▶ _Dataset entries_

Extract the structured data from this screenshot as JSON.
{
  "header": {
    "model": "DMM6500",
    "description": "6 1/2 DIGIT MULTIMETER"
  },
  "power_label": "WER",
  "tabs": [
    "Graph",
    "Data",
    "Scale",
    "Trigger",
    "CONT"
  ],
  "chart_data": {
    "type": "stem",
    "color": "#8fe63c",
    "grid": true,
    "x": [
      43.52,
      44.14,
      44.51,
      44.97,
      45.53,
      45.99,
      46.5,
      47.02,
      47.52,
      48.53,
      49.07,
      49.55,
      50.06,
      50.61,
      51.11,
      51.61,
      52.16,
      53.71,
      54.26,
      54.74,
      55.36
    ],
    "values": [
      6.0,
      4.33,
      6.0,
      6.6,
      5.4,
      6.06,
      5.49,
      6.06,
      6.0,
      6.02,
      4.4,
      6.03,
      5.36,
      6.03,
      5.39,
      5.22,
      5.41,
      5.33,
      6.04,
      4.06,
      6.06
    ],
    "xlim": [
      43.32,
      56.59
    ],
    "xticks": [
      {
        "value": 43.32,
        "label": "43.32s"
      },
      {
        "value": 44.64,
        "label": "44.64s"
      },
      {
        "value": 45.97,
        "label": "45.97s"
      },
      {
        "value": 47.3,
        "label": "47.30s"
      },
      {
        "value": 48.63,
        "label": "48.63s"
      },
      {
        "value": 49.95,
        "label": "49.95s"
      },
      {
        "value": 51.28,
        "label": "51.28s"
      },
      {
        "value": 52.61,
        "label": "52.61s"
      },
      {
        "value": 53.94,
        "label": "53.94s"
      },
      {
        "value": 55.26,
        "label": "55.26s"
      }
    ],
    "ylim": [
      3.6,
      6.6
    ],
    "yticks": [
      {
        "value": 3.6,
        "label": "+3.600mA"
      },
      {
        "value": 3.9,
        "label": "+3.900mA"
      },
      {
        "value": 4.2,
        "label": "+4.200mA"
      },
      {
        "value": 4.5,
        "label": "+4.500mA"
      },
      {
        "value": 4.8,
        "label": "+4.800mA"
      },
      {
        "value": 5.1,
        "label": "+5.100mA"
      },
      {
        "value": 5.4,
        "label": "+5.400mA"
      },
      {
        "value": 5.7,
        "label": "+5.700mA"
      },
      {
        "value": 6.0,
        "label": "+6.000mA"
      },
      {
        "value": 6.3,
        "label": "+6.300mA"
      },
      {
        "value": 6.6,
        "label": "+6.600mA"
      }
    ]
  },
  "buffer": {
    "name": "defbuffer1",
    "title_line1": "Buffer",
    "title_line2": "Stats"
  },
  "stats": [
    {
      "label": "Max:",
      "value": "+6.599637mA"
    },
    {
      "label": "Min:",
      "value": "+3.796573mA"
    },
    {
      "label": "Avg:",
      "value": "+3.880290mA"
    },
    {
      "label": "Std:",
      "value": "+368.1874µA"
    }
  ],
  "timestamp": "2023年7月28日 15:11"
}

▶ _TASK_
Restate each of the entries above verbatim.

▶ _ANSWER TO THIS EXERCISE_
Extract the structured data from this screenshot as JSON.
{
  "header": {
    "model": "DMM6500",
    "description": "6 1/2 DIGIT MULTIMETER"
  },
  "power_label": "WER",
  "tabs": [
    "Graph",
    "Data",
    "Scale",
    "Trigger",
    "CONT"
  ],
  "chart_data": {
    "type": "stem",
    "color": "#8fe63c",
    "grid": true,
    "x": [
      43.52,
      44.14,
      44.51,
      44.97,
      45.53,
      45.99,
      46.5,
      47.02,
      47.52,
      48.53,
      49.07,
      49.55,
      50.06,
      50.61,
      51.11,
      51.61,
      52.16,
      53.71,
      54.26,
      54.74,
      55.36
    ],
    "values": [
      6.0,
      4.33,
      6.0,
      6.6,
      5.4,
      6.06,
      5.49,
      6.06,
      6.0,
      6.02,
      4.4,
      6.03,
      5.36,
      6.03,
      5.39,
      5.22,
      5.41,
      5.33,
      6.04,
      4.06,
      6.06
    ],
    "xlim": [
      43.32,
      56.59
    ],
    "xticks": [
      {
        "value": 43.32,
        "label": "43.32s"
      },
      {
        "value": 44.64,
        "label": "44.64s"
      },
      {
        "value": 45.97,
        "label": "45.97s"
      },
      {
        "value": 47.3,
        "label": "47.30s"
      },
      {
        "value": 48.63,
        "label": "48.63s"
      },
      {
        "value": 49.95,
        "label": "49.95s"
      },
      {
        "value": 51.28,
        "label": "51.28s"
      },
      {
        "value": 52.61,
        "label": "52.61s"
      },
      {
        "value": 53.94,
        "label": "53.94s"
      },
      {
        "value": 55.26,
        "label": "55.26s"
      }
    ],
    "ylim": [
      3.6,
      6.6
    ],
    "yticks": [
      {
        "value": 3.6,
        "label": "+3.600mA"
      },
      {
        "value": 3.9,
        "label": "+3.900mA"
      },
      {
        "value": 4.2,
        "label": "+4.200mA"
      },
      {
        "value": 4.5,
        "label": "+4.500mA"
      },
      {
        "value": 4.8,
        "label": "+4.800mA"
      },
      {
        "value": 5.1,
        "label": "+5.100mA"
      },
      {
        "value": 5.4,
        "label": "+5.400mA"
      },
      {
        "value": 5.7,
        "label": "+5.700mA"
      },
      {
        "value": 6.0,
        "label": "+6.000mA"
      },
      {
        "value": 6.3,
        "label": "+6.300mA"
      },
      {
        "value": 6.6,
        "label": "+6.600mA"
      }
    ]
  },
  "buffer": {
    "name": "defbuffer1",
    "title_line1": "Buffer",
    "title_line2": "Stats"
  },
  "stats": [
    {
      "label": "Max:",
      "value": "+6.599637mA"
    },
    {
      "label": "Min:",
      "value": "+3.796573mA"
    },
    {
      "label": "Avg:",
      "value": "+3.880290mA"
    },
    {
      "label": "Std:",
      "value": "+368.1874µA"
    }
  ],
  "timestamp": "2023年7月28日 15:11"
}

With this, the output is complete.